Your instructions. Copy every line of the data that includes the string "buildings".

Data shown.
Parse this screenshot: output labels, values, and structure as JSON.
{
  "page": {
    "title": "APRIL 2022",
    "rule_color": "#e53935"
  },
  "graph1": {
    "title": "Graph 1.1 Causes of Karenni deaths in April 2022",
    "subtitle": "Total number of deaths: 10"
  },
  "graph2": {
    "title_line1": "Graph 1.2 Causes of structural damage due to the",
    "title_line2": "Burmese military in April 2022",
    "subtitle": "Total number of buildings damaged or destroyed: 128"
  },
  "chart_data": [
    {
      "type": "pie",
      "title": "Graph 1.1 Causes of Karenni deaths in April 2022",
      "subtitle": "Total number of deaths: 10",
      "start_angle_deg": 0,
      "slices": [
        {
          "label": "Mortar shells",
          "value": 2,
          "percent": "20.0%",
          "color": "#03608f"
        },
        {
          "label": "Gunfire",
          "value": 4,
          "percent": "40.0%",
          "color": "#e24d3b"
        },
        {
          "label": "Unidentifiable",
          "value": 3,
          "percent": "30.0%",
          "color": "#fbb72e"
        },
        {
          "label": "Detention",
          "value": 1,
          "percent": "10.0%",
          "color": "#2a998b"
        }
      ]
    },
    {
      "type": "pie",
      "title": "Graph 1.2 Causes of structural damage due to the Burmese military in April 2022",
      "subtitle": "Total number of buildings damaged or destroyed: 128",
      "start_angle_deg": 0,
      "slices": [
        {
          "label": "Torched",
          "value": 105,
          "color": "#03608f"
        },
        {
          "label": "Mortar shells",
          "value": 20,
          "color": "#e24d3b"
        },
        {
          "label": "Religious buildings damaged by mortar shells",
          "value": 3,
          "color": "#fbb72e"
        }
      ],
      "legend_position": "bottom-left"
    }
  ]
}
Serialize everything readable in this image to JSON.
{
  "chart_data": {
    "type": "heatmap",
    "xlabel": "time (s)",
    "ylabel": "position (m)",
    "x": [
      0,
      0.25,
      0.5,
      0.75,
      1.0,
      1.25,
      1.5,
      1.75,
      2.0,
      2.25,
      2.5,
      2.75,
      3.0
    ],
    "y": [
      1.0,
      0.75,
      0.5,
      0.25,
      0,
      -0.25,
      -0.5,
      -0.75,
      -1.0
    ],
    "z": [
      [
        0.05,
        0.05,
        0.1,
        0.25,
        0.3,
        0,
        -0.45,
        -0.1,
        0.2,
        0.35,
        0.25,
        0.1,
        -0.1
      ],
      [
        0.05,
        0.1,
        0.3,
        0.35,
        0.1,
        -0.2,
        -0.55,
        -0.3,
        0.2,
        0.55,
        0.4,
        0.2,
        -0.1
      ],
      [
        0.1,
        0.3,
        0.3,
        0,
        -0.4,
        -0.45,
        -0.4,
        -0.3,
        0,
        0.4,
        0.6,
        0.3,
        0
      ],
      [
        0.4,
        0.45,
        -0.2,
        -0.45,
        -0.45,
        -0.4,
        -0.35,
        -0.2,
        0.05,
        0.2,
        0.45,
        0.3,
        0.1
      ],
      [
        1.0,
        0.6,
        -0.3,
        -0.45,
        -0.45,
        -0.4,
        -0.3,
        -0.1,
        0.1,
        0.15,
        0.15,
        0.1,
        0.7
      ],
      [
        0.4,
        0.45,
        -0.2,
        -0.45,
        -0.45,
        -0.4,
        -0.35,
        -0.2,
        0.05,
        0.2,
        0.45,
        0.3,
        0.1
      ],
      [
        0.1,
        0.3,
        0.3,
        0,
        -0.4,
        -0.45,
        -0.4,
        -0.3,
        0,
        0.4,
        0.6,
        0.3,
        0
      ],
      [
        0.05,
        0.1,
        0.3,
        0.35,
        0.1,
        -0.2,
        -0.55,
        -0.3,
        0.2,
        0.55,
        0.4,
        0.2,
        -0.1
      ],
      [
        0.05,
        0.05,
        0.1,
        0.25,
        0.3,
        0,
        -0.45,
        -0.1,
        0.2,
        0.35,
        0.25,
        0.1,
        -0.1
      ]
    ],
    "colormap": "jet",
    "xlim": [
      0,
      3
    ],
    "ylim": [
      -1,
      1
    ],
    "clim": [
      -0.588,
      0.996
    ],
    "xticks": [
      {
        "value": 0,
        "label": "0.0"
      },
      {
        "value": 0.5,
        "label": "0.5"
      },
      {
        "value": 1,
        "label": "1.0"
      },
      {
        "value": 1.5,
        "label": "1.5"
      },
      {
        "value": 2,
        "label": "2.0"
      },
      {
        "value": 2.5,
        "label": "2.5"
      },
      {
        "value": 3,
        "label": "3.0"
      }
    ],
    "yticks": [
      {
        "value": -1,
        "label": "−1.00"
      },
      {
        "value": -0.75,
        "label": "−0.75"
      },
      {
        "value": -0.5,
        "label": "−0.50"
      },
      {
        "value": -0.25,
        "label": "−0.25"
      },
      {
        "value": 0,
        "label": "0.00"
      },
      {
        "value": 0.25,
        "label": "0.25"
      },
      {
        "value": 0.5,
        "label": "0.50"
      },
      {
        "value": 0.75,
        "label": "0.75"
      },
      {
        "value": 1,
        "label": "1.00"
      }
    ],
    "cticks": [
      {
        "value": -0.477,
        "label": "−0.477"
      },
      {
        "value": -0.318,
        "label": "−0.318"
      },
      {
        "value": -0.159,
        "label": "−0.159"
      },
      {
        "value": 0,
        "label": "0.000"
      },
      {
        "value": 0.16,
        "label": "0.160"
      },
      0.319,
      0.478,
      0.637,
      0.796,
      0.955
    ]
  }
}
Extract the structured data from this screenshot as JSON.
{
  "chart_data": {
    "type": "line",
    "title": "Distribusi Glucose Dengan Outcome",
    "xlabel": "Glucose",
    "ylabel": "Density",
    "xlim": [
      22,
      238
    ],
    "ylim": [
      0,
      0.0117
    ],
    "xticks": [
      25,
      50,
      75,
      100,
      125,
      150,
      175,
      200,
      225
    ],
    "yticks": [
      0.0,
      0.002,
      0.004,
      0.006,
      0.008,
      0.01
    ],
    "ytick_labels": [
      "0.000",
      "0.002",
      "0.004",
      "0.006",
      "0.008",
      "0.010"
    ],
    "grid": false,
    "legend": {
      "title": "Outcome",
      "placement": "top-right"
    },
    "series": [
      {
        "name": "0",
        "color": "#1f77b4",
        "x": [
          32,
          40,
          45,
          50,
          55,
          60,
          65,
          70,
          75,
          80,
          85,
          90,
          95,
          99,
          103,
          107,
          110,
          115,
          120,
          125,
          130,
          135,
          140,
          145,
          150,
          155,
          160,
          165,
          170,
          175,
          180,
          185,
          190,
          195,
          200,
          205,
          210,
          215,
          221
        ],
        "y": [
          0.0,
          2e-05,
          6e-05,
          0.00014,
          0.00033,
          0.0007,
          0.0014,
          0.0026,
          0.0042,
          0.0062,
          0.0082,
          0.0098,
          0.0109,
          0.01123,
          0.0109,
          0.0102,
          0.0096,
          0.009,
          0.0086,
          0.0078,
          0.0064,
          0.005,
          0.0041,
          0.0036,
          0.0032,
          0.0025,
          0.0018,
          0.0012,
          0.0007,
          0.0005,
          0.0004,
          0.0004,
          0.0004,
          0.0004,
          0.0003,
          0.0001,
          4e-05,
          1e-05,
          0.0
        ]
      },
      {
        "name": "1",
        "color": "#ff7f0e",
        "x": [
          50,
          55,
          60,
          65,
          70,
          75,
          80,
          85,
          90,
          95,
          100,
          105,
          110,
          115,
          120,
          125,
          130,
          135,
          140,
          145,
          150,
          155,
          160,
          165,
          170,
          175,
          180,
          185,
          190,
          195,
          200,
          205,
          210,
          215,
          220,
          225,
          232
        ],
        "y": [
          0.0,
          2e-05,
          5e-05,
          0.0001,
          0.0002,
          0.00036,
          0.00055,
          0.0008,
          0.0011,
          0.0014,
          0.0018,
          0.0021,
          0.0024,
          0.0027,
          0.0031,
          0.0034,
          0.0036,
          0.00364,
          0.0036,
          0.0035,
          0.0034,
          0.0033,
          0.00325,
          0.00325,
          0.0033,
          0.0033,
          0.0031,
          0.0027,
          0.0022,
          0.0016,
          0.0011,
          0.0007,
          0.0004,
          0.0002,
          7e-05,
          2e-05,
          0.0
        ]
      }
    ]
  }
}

Solution to the problem.
    "subtitle": "Total number of buildings damaged or destroyed: 128"
      "subtitle": "Total number of buildings damaged or destroyed: 128",
          "label": "Religious buildings damaged by mortar shells",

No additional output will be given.